_Description of the task:_
Comb the records below for the string "name" and copy each line where it turns up.

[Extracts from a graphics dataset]
* start *

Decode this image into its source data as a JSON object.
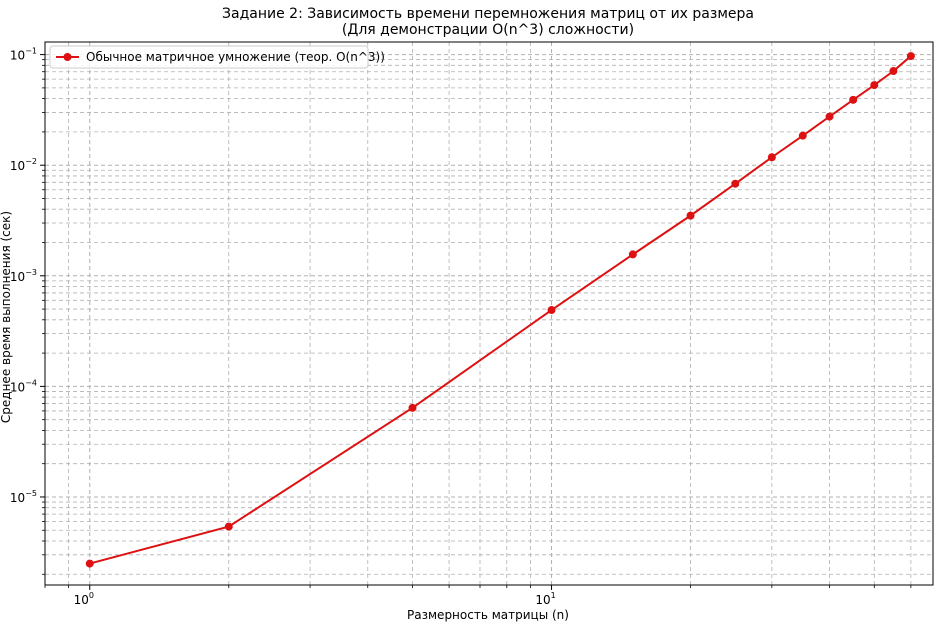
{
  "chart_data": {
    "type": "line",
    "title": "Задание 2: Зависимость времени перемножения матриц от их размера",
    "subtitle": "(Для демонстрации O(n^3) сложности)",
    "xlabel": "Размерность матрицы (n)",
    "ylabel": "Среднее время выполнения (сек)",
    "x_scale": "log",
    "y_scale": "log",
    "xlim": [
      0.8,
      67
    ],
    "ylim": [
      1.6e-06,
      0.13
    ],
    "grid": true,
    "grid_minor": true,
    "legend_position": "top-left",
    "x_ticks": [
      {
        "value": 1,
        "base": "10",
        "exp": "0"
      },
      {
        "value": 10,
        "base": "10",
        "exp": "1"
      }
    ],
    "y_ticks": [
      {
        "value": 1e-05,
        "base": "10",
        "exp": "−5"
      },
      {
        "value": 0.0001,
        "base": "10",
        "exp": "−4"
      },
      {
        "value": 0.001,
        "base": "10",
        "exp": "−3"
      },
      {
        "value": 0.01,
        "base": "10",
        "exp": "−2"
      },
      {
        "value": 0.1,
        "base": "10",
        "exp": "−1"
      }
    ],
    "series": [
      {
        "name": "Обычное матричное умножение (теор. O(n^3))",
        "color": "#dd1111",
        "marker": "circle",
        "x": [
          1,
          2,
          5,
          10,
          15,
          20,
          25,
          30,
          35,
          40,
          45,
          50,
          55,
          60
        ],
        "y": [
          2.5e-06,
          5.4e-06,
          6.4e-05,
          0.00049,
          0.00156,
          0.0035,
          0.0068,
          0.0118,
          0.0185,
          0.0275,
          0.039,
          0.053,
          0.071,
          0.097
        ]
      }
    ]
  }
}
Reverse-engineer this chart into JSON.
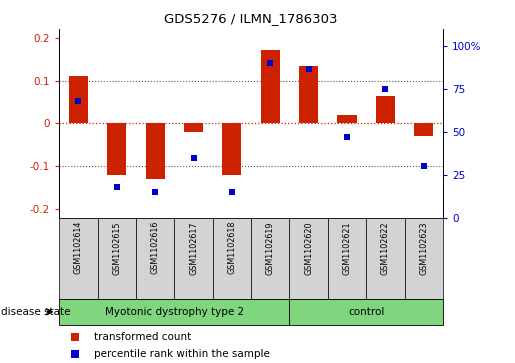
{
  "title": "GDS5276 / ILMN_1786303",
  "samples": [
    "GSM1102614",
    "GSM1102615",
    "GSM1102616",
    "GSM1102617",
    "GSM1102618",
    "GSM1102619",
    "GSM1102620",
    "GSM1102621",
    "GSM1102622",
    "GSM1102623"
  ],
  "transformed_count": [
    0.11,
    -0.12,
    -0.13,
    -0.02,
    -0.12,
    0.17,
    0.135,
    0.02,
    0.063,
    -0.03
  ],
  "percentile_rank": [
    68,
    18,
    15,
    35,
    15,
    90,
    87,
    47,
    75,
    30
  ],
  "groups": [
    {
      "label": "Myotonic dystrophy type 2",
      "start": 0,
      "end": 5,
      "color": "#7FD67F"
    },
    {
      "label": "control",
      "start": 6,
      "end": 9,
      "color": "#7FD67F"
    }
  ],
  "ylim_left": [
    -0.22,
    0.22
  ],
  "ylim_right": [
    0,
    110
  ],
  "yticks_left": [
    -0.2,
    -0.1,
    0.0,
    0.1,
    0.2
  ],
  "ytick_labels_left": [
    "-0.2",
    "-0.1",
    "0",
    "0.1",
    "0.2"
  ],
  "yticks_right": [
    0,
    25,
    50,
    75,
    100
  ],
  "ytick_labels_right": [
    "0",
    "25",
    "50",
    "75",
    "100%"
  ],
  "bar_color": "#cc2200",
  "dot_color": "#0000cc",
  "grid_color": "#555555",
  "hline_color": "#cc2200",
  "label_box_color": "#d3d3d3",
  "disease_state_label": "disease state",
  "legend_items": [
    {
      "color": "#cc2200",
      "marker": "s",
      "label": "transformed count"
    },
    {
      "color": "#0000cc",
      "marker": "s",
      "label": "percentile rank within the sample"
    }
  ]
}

* end *
* start *

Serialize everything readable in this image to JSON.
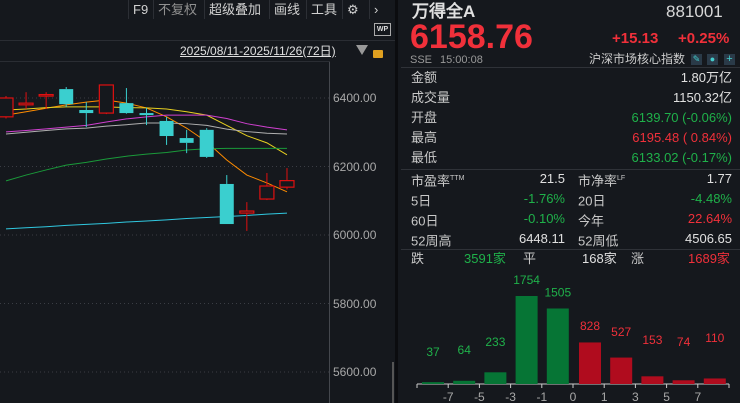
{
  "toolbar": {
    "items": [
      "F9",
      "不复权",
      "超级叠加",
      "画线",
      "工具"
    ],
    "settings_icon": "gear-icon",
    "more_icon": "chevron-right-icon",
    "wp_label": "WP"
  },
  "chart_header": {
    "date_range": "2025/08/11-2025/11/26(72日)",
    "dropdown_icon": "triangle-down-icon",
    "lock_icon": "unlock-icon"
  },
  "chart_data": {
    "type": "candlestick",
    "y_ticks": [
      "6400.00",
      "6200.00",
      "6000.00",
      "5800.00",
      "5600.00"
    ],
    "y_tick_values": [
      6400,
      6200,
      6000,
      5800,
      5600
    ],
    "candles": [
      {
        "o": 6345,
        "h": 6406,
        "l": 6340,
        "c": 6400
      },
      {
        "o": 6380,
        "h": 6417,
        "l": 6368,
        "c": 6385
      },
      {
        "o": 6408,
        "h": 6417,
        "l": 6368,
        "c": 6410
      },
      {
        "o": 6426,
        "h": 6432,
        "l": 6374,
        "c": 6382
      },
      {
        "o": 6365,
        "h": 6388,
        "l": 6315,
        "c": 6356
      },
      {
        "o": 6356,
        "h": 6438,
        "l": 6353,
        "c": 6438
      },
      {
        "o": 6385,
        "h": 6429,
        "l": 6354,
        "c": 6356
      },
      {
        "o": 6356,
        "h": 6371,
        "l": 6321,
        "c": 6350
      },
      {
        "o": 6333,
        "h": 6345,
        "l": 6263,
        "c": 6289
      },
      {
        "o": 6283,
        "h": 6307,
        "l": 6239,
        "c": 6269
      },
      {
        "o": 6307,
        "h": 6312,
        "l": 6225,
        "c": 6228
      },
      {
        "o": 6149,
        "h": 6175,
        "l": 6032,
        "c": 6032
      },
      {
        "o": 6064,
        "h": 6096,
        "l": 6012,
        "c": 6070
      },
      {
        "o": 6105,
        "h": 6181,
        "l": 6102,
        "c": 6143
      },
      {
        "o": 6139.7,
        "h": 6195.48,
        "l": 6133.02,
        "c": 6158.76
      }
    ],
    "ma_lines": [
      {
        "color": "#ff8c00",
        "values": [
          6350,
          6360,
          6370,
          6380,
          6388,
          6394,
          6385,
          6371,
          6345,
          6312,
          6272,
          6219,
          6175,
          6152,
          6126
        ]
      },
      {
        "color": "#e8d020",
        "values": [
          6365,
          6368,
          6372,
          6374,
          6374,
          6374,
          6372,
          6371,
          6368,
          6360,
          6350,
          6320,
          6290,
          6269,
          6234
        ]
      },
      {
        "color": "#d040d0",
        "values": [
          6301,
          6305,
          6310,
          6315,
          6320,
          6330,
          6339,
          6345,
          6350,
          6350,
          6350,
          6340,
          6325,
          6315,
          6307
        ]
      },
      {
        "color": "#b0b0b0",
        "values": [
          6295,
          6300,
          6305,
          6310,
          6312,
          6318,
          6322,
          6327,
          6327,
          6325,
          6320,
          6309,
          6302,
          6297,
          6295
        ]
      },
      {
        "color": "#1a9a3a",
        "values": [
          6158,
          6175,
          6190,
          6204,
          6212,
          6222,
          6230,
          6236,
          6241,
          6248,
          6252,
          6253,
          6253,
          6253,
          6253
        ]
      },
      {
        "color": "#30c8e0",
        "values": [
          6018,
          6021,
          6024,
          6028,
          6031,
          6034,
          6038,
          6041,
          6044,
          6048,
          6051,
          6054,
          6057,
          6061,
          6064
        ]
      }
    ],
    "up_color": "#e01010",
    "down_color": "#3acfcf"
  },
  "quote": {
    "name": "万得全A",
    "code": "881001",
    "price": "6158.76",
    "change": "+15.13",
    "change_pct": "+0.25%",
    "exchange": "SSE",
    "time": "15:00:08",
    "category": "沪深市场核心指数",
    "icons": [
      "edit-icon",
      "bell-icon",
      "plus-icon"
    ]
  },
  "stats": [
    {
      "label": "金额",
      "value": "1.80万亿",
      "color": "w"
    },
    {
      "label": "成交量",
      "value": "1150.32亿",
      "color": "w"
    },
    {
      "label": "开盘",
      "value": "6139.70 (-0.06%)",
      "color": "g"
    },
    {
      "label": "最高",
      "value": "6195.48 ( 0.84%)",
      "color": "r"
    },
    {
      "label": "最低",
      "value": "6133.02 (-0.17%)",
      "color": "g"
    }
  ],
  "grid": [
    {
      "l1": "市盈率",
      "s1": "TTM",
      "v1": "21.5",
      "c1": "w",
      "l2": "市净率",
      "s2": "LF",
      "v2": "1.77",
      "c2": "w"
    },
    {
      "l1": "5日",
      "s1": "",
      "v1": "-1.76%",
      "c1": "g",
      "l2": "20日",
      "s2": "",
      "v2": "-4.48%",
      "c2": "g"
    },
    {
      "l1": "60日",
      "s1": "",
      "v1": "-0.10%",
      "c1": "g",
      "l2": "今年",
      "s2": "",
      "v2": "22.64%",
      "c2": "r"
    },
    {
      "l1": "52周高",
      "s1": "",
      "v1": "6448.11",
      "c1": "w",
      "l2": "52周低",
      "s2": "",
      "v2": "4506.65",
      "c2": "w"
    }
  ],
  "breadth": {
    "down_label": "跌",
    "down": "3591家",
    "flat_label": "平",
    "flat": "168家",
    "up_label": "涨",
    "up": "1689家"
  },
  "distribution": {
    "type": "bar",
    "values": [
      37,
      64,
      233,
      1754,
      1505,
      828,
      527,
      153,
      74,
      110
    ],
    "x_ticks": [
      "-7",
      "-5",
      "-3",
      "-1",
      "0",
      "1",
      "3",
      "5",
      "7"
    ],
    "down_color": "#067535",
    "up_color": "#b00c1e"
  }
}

* end *

_Exercise response:_
        "name": "Обычное матричное умножение (теор. O(n^3))",
    "name": "万得全A",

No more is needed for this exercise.